**Problem to work on**
Lines containing the word "Показать" need to be counted. Please reply with how many there are, and nothing else.
--- Material to process ---
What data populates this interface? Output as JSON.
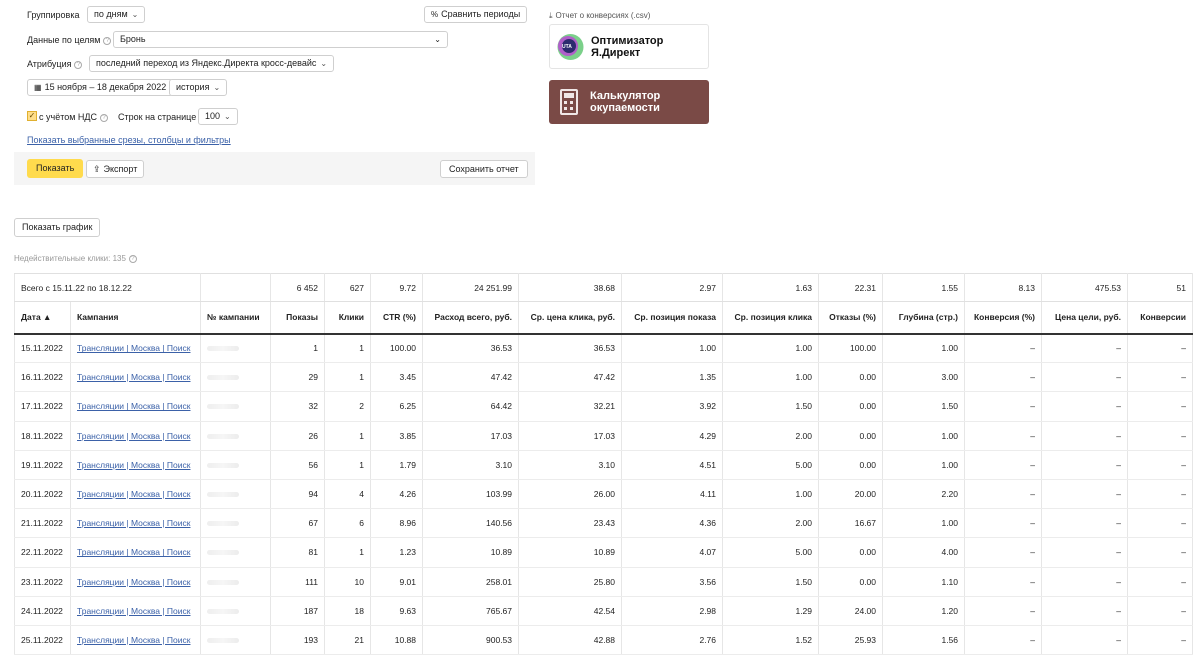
{
  "settings": {
    "grouping_label": "Группировка",
    "grouping_value": "по дням",
    "compare_button": "Сравнить периоды",
    "goals_label": "Данные по целям",
    "goals_value": "Бронь",
    "attribution_label": "Атрибуция",
    "attribution_value": "последний переход из Яндекс.Директа кросс-девайс",
    "date_range": "15 ноября – 18 декабря 2022",
    "history_button": "история",
    "vat_label": "с учётом НДС",
    "vat_checked": true,
    "rows_label": "Строк на странице",
    "rows_value": "100",
    "show_filters_link": "Показать выбранные срезы, столбцы и фильтры",
    "show_button": "Показать",
    "export_button": "Экспорт",
    "save_button": "Сохранить отчет"
  },
  "promo": {
    "csv_link": "Отчет о конверсиях (.csv)",
    "optimizer_line1": "Оптимизатор",
    "optimizer_line2": "Я.Директ",
    "logo_text": "UTA",
    "calc_line1": "Калькулятор",
    "calc_line2": "окупаемости",
    "calc_color": "#7a4a46"
  },
  "show_chart_button": "Показать график",
  "invalid_clicks": "Недействительные клики: 135",
  "table": {
    "total_label": "Всего с 15.11.22 по 18.12.22",
    "totals": [
      "",
      "",
      "6 452",
      "627",
      "9.72",
      "24 251.99",
      "38.68",
      "2.97",
      "1.63",
      "22.31",
      "1.55",
      "8.13",
      "475.53",
      "51"
    ],
    "headers": [
      "Дата ▲",
      "Кампания",
      "№ кампании",
      "Показы",
      "Клики",
      "CTR (%)",
      "Расход всего, руб.",
      "Ср. цена клика, руб.",
      "Ср. позиция показа",
      "Ср. позиция клика",
      "Отказы (%)",
      "Глубина (стр.)",
      "Конверсия (%)",
      "Цена цели, руб.",
      "Конверсии"
    ],
    "rows": [
      [
        "15.11.2022",
        "Трансляции | Москва | Поиск",
        "",
        "1",
        "1",
        "100.00",
        "36.53",
        "36.53",
        "1.00",
        "1.00",
        "100.00",
        "1.00",
        "–",
        "–",
        "–"
      ],
      [
        "16.11.2022",
        "Трансляции | Москва | Поиск",
        "",
        "29",
        "1",
        "3.45",
        "47.42",
        "47.42",
        "1.35",
        "1.00",
        "0.00",
        "3.00",
        "–",
        "–",
        "–"
      ],
      [
        "17.11.2022",
        "Трансляции | Москва | Поиск",
        "",
        "32",
        "2",
        "6.25",
        "64.42",
        "32.21",
        "3.92",
        "1.50",
        "0.00",
        "1.50",
        "–",
        "–",
        "–"
      ],
      [
        "18.11.2022",
        "Трансляции | Москва | Поиск",
        "",
        "26",
        "1",
        "3.85",
        "17.03",
        "17.03",
        "4.29",
        "2.00",
        "0.00",
        "1.00",
        "–",
        "–",
        "–"
      ],
      [
        "19.11.2022",
        "Трансляции | Москва | Поиск",
        "",
        "56",
        "1",
        "1.79",
        "3.10",
        "3.10",
        "4.51",
        "5.00",
        "0.00",
        "1.00",
        "–",
        "–",
        "–"
      ],
      [
        "20.11.2022",
        "Трансляции | Москва | Поиск",
        "",
        "94",
        "4",
        "4.26",
        "103.99",
        "26.00",
        "4.11",
        "1.00",
        "20.00",
        "2.20",
        "–",
        "–",
        "–"
      ],
      [
        "21.11.2022",
        "Трансляции | Москва | Поиск",
        "",
        "67",
        "6",
        "8.96",
        "140.56",
        "23.43",
        "4.36",
        "2.00",
        "16.67",
        "1.00",
        "–",
        "–",
        "–"
      ],
      [
        "22.11.2022",
        "Трансляции | Москва | Поиск",
        "",
        "81",
        "1",
        "1.23",
        "10.89",
        "10.89",
        "4.07",
        "5.00",
        "0.00",
        "4.00",
        "–",
        "–",
        "–"
      ],
      [
        "23.11.2022",
        "Трансляции | Москва | Поиск",
        "",
        "111",
        "10",
        "9.01",
        "258.01",
        "25.80",
        "3.56",
        "1.50",
        "0.00",
        "1.10",
        "–",
        "–",
        "–"
      ],
      [
        "24.11.2022",
        "Трансляции | Москва | Поиск",
        "",
        "187",
        "18",
        "9.63",
        "765.67",
        "42.54",
        "2.98",
        "1.29",
        "24.00",
        "1.20",
        "–",
        "–",
        "–"
      ],
      [
        "25.11.2022",
        "Трансляции | Москва | Поиск",
        "",
        "193",
        "21",
        "10.88",
        "900.53",
        "42.88",
        "2.76",
        "1.52",
        "25.93",
        "1.56",
        "–",
        "–",
        "–"
      ]
    ]
  }
}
---
**Problem solution**
3